### Set exercise
Retype all of the data. Every line must match exactly.

* BEGIN Exercise materials *

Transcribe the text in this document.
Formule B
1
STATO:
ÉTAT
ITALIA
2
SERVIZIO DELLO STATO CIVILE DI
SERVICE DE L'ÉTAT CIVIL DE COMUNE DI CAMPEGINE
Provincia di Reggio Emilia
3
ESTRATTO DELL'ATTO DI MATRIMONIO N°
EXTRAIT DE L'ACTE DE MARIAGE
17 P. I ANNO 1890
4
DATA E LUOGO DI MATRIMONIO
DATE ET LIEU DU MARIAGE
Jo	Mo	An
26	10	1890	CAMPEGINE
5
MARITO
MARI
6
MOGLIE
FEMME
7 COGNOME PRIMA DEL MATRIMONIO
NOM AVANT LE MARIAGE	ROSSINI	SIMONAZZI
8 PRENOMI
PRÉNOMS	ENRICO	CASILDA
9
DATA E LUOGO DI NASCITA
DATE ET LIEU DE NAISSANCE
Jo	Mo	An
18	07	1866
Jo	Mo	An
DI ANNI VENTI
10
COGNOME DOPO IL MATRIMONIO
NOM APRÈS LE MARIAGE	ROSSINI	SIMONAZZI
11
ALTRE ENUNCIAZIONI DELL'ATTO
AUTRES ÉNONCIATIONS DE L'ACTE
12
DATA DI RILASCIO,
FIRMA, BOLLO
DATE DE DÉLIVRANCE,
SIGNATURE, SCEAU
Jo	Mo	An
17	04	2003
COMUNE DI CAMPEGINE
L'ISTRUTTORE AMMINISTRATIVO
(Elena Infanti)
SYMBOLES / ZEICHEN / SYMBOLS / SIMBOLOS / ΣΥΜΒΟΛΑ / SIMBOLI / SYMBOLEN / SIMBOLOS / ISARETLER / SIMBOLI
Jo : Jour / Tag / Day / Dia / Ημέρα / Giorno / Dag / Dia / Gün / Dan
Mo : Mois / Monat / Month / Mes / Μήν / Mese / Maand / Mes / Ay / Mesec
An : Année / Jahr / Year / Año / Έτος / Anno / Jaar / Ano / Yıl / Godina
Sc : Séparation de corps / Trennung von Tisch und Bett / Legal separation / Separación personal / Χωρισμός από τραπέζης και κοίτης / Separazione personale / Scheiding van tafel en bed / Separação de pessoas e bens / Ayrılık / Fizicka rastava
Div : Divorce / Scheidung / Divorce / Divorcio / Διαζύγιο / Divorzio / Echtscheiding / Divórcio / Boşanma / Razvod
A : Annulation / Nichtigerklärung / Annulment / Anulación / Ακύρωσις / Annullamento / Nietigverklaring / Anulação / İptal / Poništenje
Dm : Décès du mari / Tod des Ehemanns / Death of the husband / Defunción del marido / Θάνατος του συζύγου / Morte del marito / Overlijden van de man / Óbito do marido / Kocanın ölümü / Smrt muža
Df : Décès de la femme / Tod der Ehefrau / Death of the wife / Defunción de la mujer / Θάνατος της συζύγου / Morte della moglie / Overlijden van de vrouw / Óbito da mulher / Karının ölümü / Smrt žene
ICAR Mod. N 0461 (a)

* END Exercise materials *

### Task solution
Transcribe the text in this document.
Formule B
1
STATO:
ÉTAT
ITALIA
2
SERVIZIO DELLO STATO CIVILE DI
SERVICE DE L'ÉTAT CIVIL DE COMUNE DI CAMPEGINE
Provincia di Reggio Emilia
3
ESTRATTO DELL'ATTO DI MATRIMONIO N°
EXTRAIT DE L'ACTE DE MARIAGE
17 P. I ANNO 1890
4
DATA E LUOGO DI MATRIMONIO
DATE ET LIEU DU MARIAGE
Jo	Mo	An
26	10	1890	CAMPEGINE
5
MARITO
MARI
6
MOGLIE
FEMME
7 COGNOME PRIMA DEL MATRIMONIO
NOM AVANT LE MARIAGE	ROSSINI	SIMONAZZI
8 PRENOMI
PRÉNOMS	ENRICO	CASILDA
9
DATA E LUOGO DI NASCITA
DATE ET LIEU DE NAISSANCE
Jo	Mo	An
18	07	1866
Jo	Mo	An
DI ANNI VENTI
10
COGNOME DOPO IL MATRIMONIO
NOM APRÈS LE MARIAGE	ROSSINI	SIMONAZZI
11
ALTRE ENUNCIAZIONI DELL'ATTO
AUTRES ÉNONCIATIONS DE L'ACTE
12
DATA DI RILASCIO,
FIRMA, BOLLO
DATE DE DÉLIVRANCE,
SIGNATURE, SCEAU
Jo	Mo	An
17	04	2003
COMUNE DI CAMPEGINE
L'ISTRUTTORE AMMINISTRATIVO
(Elena Infanti)
SYMBOLES / ZEICHEN / SYMBOLS / SIMBOLOS / ΣΥΜΒΟΛΑ / SIMBOLI / SYMBOLEN / SIMBOLOS / ISARETLER / SIMBOLI
Jo : Jour / Tag / Day / Dia / Ημέρα / Giorno / Dag / Dia / Gün / Dan
Mo : Mois / Monat / Month / Mes / Μήν / Mese / Maand / Mes / Ay / Mesec
An : Année / Jahr / Year / Año / Έτος / Anno / Jaar / Ano / Yıl / Godina
Sc : Séparation de corps / Trennung von Tisch und Bett / Legal separation / Separación personal / Χωρισμός από τραπέζης και κοίτης / Separazione personale / Scheiding van tafel en bed / Separação de pessoas e bens / Ayrılık / Fizicka rastava
Div : Divorce / Scheidung / Divorce / Divorcio / Διαζύγιο / Divorzio / Echtscheiding / Divórcio / Boşanma / Razvod
A : Annulation / Nichtigerklärung / Annulment / Anulación / Ακύρωσις / Annullamento / Nietigverklaring / Anulação / İptal / Poništenje
Dm : Décès du mari / Tod des Ehemanns / Death of the husband / Defunción del marido / Θάνατος του συζύγου / Morte del marito / Overlijden van de man / Óbito do marido / Kocanın ölümü / Smrt muža
Df : Décès de la femme / Tod der Ehefrau / Death of the wife / Defunción de la mujer / Θάνατος της συζύγου / Morte della moglie / Overlijden van de vrouw / Óbito da mulher / Karının ölümü / Smrt žene
ICAR Mod. N 0461 (a)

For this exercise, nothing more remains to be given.